SET TASK: Reading the listing below, count the lines that contain the word "EPIDEMIOLOGICA" and give that count alone.

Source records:
────────────────────
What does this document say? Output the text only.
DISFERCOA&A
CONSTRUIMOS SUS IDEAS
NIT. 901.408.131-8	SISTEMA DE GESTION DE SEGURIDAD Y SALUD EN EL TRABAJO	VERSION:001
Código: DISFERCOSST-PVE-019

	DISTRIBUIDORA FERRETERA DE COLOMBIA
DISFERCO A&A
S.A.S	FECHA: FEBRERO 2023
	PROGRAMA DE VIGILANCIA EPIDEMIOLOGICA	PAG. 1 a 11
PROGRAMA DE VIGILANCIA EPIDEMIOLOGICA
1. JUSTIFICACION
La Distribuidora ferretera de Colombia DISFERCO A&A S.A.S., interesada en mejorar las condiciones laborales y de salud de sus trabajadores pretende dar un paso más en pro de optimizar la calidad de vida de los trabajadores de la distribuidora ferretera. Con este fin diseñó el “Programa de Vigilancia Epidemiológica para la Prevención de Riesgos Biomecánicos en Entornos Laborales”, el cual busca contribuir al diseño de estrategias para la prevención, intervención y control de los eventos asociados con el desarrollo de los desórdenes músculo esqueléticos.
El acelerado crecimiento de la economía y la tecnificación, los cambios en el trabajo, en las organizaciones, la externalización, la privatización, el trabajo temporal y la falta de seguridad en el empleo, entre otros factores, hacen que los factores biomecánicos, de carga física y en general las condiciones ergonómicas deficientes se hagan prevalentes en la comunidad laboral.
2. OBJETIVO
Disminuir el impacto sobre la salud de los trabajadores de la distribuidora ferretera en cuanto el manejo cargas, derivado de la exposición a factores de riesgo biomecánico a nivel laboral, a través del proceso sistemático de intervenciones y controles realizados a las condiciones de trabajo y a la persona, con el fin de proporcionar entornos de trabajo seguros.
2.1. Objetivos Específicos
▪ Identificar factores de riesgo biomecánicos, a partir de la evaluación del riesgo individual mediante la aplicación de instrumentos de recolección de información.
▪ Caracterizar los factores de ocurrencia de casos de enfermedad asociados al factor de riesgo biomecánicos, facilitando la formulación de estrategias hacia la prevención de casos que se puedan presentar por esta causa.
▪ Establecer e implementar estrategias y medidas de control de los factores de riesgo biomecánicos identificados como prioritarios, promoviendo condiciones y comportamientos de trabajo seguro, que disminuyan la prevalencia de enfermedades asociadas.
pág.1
────────────────────
RESULT: 2